§ **GIVEN PROBLEM**
The entries below should be output exactly as written.
● ● ●
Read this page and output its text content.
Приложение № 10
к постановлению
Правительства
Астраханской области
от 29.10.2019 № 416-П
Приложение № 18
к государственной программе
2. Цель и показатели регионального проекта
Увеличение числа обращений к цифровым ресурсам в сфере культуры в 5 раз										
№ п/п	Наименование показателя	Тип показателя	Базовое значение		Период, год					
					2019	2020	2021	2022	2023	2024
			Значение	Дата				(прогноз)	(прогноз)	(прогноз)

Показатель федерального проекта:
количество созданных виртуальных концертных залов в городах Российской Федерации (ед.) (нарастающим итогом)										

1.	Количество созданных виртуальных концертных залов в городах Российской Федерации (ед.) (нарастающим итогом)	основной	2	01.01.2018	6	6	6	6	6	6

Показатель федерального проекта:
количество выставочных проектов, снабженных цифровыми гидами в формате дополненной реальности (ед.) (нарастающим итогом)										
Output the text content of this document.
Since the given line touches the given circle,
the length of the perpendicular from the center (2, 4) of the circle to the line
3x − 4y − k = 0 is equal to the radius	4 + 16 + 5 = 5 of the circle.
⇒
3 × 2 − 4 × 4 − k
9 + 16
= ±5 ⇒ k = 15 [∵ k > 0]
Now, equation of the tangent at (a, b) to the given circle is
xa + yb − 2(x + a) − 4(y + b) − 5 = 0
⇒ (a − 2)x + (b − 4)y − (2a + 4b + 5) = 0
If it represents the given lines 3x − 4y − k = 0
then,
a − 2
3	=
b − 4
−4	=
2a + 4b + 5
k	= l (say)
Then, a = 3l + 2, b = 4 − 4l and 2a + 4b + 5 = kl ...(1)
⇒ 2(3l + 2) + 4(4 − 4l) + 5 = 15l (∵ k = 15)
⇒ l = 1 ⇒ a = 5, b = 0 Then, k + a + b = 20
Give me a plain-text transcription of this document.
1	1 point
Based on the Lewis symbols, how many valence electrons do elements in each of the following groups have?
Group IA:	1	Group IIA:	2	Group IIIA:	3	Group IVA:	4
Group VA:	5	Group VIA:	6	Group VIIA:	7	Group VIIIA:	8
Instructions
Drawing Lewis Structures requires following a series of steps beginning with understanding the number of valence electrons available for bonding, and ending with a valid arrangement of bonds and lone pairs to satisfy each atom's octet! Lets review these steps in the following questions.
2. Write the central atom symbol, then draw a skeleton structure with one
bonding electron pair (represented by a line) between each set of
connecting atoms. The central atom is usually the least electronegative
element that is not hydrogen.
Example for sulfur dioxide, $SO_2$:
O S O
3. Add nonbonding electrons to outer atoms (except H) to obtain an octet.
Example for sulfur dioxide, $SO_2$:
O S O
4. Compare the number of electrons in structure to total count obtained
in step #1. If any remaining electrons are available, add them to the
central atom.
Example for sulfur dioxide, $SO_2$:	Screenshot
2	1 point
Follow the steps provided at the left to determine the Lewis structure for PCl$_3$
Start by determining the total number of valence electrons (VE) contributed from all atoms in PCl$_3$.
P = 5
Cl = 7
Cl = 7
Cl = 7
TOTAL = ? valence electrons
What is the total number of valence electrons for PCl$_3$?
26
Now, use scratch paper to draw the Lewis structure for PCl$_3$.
● ● ●
§ **FULL SOLUTION**
Read this page and output its text content.
Приложение № 10
к постановлению
Правительства
Астраханской области
от 29.10.2019 № 416-П
Приложение № 18
к государственной программе
2. Цель и показатели регионального проекта
Увеличение числа обращений к цифровым ресурсам в сфере культуры в 5 раз										
№ п/п	Наименование показателя	Тип показателя	Базовое значение		Период, год					
					2019	2020	2021	2022	2023	2024
			Значение	Дата				(прогноз)	(прогноз)	(прогноз)

Показатель федерального проекта:
количество созданных виртуальных концертных залов в городах Российской Федерации (ед.) (нарастающим итогом)										

1.	Количество созданных виртуальных концертных залов в городах Российской Федерации (ед.) (нарастающим итогом)	основной	2	01.01.2018	6	6	6	6	6	6

Показатель федерального проекта:
количество выставочных проектов, снабженных цифровыми гидами в формате дополненной реальности (ед.) (нарастающим итогом)										
Output the text content of this document.
Since the given line touches the given circle,
the length of the perpendicular from the center (2, 4) of the circle to the line
3x − 4y − k = 0 is equal to the radius	4 + 16 + 5 = 5 of the circle.
⇒
3 × 2 − 4 × 4 − k
9 + 16
= ±5 ⇒ k = 15 [∵ k > 0]
Now, equation of the tangent at (a, b) to the given circle is
xa + yb − 2(x + a) − 4(y + b) − 5 = 0
⇒ (a − 2)x + (b − 4)y − (2a + 4b + 5) = 0
If it represents the given lines 3x − 4y − k = 0
then,
a − 2
3	=
b − 4
−4	=
2a + 4b + 5
k	= l (say)
Then, a = 3l + 2, b = 4 − 4l and 2a + 4b + 5 = kl ...(1)
⇒ 2(3l + 2) + 4(4 − 4l) + 5 = 15l (∵ k = 15)
⇒ l = 1 ⇒ a = 5, b = 0 Then, k + a + b = 20
Give me a plain-text transcription of this document.
1	1 point
Based on the Lewis symbols, how many valence electrons do elements in each of the following groups have?
Group IA:	1	Group IIA:	2	Group IIIA:	3	Group IVA:	4
Group VA:	5	Group VIA:	6	Group VIIA:	7	Group VIIIA:	8
Instructions
Drawing Lewis Structures requires following a series of steps beginning with understanding the number of valence electrons available for bonding, and ending with a valid arrangement of bonds and lone pairs to satisfy each atom's octet! Lets review these steps in the following questions.
2. Write the central atom symbol, then draw a skeleton structure with one
bonding electron pair (represented by a line) between each set of
connecting atoms. The central atom is usually the least electronegative
element that is not hydrogen.
Example for sulfur dioxide, $SO_2$:
O S O
3. Add nonbonding electrons to outer atoms (except H) to obtain an octet.
Example for sulfur dioxide, $SO_2$:
O S O
4. Compare the number of electrons in structure to total count obtained
in step #1. If any remaining electrons are available, add them to the
central atom.
Example for sulfur dioxide, $SO_2$:	Screenshot
2	1 point
Follow the steps provided at the left to determine the Lewis structure for PCl$_3$
Start by determining the total number of valence electrons (VE) contributed from all atoms in PCl$_3$.
P = 5
Cl = 7
Cl = 7
Cl = 7
TOTAL = ? valence electrons
What is the total number of valence electrons for PCl$_3$?
26
Now, use scratch paper to draw the Lewis structure for PCl$_3$.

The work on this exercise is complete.